(Selected extract)

One of my early Christmas presents was a copy of the “new” Heinlein novel, “For Us, The Living”. For those unaware of it, it was Heinlein’s first novel, predating his first published work (“Lifeline”) and never before published.

I was a bit dismayed to see that Spider Robinson had written an introduction to the story. It would take a lot more than his name on the dustjacket to discourage me from reading a new Heinlein book, however, so I just planned to ignore the intro. Unfortunately, curiosity got the better of me and I read it anyway.

It wasn’t as bad as I had expected, consisting mostly of extravagant purple prose praises to “the Master” that I suspect he would have found rather undignified. Embarrassing, but harmless.

But near the end of the intro, Robinson drops in a contrived “slip of the pen” wisecrack, which I think is offensive, out of place, and wildly inaccurate.

The wisecrack comes in a discussion of the future history elements of the book, which foreshadow what became the famous Future History. In listing the elements which reappear in later, published works, he ticks off

“the pseudospirituality of the loathsome Nehemiah Cheney — excuse me, Scudder”.

If you are unfamiliar with the Future History, Nehemiah Scudder was a evangelical preacher who rose to political power in the late 21st Century, plunging America into a brutal theocratic tyranny, as recounted in the novella “If This Goes On…”. And for those of you who already know about Nehemiah Scudder from “If This Goes On…” and other Future History works but haven’t yet read “For Us, The Living”, the comparison is worse than it sounds. In discussing the rise of Scudder, Heinlein here states:

“…He organized the Knights of the New Crusade to implement him for Armageddon. This organization was modeled in nearly every respect after the Ku Klux Klan of the previous century, even to many details of ritual, uniform and constitution, which Brother Nehemiah had not bothered to change.”

So, in an apparent attempt to be witty and topical, Spider Robinson is comparing Dick Cheney to a fictional character in a class with Hitler and Stalin, who bases his supposedly Christian movement on a band of racist thugs.

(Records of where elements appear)

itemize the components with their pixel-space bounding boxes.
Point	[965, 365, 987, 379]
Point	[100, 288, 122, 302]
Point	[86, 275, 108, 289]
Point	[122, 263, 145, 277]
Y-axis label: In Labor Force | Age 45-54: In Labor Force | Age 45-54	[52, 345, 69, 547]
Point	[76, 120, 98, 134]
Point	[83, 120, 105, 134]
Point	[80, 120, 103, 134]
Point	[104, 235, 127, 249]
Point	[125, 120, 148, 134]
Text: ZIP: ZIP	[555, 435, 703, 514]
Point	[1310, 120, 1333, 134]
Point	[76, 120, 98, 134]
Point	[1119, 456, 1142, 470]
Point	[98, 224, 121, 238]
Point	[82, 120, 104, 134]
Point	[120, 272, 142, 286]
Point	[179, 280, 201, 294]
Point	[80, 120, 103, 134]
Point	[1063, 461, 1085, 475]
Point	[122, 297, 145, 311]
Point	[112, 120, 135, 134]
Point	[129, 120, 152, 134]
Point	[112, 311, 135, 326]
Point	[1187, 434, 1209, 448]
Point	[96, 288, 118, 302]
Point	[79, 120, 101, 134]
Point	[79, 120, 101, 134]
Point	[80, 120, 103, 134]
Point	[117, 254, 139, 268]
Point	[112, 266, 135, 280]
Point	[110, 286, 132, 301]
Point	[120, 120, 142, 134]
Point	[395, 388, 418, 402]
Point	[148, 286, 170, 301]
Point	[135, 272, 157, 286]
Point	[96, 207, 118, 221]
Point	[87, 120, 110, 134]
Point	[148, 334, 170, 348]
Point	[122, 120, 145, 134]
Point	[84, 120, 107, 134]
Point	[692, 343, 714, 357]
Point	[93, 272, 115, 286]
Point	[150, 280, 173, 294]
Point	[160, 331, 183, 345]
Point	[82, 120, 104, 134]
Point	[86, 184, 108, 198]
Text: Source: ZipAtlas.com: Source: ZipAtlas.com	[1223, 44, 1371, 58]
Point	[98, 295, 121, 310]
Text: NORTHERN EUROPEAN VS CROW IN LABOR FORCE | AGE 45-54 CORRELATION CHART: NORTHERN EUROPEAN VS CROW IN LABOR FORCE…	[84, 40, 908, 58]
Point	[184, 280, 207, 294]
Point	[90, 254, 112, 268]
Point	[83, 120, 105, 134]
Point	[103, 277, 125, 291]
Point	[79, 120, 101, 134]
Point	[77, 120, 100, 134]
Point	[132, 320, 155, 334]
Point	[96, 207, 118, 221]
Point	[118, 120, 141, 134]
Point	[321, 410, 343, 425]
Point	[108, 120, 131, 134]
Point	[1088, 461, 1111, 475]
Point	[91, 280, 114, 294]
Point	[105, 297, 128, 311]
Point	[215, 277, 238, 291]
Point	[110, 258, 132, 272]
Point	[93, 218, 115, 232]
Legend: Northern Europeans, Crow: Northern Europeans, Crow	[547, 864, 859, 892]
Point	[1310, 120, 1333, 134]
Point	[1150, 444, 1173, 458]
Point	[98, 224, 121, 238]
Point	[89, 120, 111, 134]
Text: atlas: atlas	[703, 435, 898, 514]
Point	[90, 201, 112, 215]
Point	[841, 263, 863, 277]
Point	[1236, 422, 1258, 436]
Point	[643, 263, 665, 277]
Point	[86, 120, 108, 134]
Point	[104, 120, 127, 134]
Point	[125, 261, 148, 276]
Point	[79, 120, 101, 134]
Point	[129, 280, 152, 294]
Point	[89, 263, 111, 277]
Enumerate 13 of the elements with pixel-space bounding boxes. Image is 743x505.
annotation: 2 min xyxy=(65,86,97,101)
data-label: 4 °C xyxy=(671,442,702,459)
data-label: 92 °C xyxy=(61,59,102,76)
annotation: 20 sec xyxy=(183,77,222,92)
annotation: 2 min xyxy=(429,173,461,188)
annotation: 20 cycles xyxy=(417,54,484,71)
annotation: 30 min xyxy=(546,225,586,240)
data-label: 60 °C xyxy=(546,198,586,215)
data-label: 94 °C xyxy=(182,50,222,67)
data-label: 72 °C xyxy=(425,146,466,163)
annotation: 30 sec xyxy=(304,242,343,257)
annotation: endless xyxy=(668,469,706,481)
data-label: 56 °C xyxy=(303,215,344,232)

(Set of tasks)
1) Using the post about Heinlein's "For Us, The Living," decide whether each statement agrees with it. Answer yes or no for each, and quote the words that settle it.
(a) The novel was Heinlein's first and had never been published before.
(b) The writer skipped Spider Robinson's introduction entirely.
(c) Nehemiah Scudder's organization was modeled on the Ku Klux Klan.
2) According to the post about Heinlein's "For Us, The Living," which novella tells how Nehemiah Scudder rose to power?
3) Write the next part of the post about Heinlein's "For Us, The Living," picking up right after its final sentence.

(Results)
1)
(a) Yes: "it was Heinlein’s first novel, predating his first published work (“Lifeline”) and never before published."
(b) No: "Unfortunately, curiosity got the better of me and I read it anyway."
(c) Yes: "This organization was modeled in nearly every respect after the Ku Klux Klan of the previous century"

2) The novella "If This Goes On…".

3)
As offensive as that is, it’s also puzzling. Why make this particular comparison? I’ve never seen Dick Cheney as the fire-and-brimstone fascist type, attempting to use the power of his elected position to dispose of the Constitution and impose a new order, in which evangelical Christians preside over a Dark Age tyranny eerily reminiscent of shariah.

I’ve grown inured to such persecution fantasies being directed at John Ashcroft, so had Robinson instead made a wisecrack about “Nehemiah Ashcroft”, I probably would have brushed it off as just another unremarkable example of moonbattery. But to make such an ugly comment about Dick Cheney seems way off-base and uncalled for, and I fail to see what his motivation might be.

UPDATE: Seems a few others are expressing the same meme.

2 comments to Ludicrous Moral Equivalence

  • Carl Carlsson

    Facts are, of course, irrelevant to left-wing extremists. The same can be said for right-wingers, but it’s the left that is currently taking the lead and racing toward a cliff.

    Since Mr. Robinson’s attempt at humor was obviously politically motivated, I’ll offer some appropriate reading in response. The following link will take you to a wonderful repudiation of those who have hijacked the Democratic party, written by Orson Scott Card (thanks to Mark Whittington for pointing me to it):

    http://www.opinionjournal.com/extra/?id=110004435

  • T.L. James

    I was underwhelmed with the book. A surprising amount of socialist or quasi-socialist garbage, and incessant pedantic hammering of the messages he’s trying to put across. It’s a bunch of position papers and half-baked economics stitched together with a pale excuse for a plot involving two-dimensional, unrealistic characters.

    I almost couldn’t finish it. In fact, I had to skip over a whole looooooooooong section giving explicitly detailed instructions for using chess pieces to simulate economic systems as a form of game. I’ve read all of Galt’s Speech each time I’ve read “Atlas Shrugged”, but I just…couldn’t…force myself through the torture of Heinlein’s economic chessgame scene.

    On the plus side…it was really interesting to note the elements he mined for later stories in the Future History canon. It might be a chapter-long polemic, or a single sentence, but the book was laced with such references.